**EXERCISE DETAILS**
Your answer should be one number: how many lines of the data include the string "Василий"?

Records:
========

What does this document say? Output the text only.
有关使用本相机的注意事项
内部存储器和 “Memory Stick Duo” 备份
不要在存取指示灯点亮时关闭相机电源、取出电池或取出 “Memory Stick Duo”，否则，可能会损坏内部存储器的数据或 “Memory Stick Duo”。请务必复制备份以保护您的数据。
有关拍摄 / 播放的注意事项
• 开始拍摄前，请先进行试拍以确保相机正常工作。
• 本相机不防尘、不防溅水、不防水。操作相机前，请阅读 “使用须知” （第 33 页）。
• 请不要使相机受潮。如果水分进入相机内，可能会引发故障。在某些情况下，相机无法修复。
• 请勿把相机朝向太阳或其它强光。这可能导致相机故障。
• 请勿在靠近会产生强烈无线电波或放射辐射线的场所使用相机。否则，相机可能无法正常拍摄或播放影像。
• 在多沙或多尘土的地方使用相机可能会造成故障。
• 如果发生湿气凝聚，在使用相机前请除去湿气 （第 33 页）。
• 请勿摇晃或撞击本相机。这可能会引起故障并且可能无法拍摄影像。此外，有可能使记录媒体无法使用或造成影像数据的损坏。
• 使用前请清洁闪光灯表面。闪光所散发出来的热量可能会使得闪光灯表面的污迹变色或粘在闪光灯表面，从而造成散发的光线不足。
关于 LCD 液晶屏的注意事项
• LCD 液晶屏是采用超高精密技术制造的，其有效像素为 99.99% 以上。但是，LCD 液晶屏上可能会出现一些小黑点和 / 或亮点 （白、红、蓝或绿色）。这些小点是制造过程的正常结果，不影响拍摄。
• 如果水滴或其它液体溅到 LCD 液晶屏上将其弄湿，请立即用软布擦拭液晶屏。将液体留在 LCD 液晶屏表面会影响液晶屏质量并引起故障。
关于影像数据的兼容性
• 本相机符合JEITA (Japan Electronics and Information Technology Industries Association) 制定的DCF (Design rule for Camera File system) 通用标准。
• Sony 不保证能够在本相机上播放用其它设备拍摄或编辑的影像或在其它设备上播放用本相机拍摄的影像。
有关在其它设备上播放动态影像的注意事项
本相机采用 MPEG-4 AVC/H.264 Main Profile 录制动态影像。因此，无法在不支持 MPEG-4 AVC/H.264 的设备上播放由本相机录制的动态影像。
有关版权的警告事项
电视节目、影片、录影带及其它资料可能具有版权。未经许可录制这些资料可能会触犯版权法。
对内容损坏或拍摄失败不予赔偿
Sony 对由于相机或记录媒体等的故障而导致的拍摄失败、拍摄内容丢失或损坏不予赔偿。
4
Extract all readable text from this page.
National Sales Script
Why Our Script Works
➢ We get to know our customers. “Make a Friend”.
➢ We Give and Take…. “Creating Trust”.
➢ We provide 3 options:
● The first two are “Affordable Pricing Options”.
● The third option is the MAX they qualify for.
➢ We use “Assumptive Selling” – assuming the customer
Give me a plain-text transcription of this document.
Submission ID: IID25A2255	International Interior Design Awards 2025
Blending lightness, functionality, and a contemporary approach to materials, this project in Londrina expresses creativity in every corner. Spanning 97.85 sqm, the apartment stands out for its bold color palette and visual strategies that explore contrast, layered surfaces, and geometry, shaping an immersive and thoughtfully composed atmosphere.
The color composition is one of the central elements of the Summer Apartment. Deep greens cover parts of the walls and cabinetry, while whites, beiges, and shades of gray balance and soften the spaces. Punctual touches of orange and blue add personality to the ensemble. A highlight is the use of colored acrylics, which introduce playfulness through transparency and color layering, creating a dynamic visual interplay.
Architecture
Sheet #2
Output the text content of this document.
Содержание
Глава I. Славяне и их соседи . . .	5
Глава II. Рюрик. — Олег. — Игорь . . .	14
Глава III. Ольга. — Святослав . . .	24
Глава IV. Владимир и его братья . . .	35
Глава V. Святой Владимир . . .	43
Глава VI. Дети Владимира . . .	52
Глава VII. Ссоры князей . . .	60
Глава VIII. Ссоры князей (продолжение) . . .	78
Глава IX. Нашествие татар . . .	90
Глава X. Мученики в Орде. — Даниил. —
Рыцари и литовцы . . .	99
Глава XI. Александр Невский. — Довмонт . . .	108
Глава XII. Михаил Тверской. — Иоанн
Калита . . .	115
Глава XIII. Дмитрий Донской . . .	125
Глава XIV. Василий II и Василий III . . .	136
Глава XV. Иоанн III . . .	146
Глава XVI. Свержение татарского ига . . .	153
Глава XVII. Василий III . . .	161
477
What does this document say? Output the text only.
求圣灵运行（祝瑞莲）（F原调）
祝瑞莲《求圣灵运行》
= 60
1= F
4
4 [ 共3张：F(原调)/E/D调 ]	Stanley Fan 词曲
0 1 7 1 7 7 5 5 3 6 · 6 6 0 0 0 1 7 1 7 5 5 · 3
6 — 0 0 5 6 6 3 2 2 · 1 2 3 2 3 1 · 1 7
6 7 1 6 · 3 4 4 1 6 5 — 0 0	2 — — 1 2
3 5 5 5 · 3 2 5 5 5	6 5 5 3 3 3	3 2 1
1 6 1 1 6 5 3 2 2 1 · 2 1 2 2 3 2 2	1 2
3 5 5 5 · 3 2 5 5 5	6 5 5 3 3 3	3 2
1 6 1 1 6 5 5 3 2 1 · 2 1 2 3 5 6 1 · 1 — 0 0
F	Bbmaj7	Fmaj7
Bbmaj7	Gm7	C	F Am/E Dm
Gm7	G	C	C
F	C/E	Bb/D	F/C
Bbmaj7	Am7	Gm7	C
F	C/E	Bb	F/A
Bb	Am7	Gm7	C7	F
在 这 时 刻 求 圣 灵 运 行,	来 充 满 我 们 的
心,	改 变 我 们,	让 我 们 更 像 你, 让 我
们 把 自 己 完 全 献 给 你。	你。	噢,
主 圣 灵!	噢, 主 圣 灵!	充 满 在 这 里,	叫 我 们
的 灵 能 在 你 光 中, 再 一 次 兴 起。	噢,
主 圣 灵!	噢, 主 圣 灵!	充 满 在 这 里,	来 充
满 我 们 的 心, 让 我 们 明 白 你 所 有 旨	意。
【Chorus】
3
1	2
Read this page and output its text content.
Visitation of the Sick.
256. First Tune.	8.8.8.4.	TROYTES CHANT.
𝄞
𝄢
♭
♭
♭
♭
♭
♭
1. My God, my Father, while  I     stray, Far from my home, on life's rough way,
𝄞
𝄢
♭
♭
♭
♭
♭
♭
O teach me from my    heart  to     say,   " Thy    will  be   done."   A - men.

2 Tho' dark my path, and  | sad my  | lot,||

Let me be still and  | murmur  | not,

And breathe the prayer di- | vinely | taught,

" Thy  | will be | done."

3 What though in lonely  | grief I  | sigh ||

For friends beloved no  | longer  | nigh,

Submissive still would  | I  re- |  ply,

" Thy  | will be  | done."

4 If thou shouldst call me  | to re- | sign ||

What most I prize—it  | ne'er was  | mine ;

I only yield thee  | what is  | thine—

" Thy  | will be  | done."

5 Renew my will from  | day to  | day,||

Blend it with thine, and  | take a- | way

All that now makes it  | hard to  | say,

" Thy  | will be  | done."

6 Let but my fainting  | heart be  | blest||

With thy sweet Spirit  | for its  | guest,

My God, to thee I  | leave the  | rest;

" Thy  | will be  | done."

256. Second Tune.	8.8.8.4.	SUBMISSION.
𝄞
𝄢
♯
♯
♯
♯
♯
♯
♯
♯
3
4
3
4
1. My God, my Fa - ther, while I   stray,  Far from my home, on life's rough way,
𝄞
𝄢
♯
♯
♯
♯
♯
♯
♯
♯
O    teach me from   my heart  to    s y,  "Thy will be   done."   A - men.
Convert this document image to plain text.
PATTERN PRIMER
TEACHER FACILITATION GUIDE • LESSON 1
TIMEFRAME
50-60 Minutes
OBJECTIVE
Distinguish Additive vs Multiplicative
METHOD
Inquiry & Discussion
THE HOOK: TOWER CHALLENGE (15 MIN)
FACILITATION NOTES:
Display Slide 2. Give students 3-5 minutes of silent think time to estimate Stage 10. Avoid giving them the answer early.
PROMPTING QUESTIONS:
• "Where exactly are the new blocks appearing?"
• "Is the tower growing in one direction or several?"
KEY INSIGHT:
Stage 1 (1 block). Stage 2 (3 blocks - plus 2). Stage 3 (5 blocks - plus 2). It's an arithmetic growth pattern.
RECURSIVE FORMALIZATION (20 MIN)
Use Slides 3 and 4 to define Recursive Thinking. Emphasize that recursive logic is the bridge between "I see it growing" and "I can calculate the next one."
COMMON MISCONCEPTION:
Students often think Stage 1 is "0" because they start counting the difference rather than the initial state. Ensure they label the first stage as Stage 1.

========

**EXERCISE SOLUTION**
2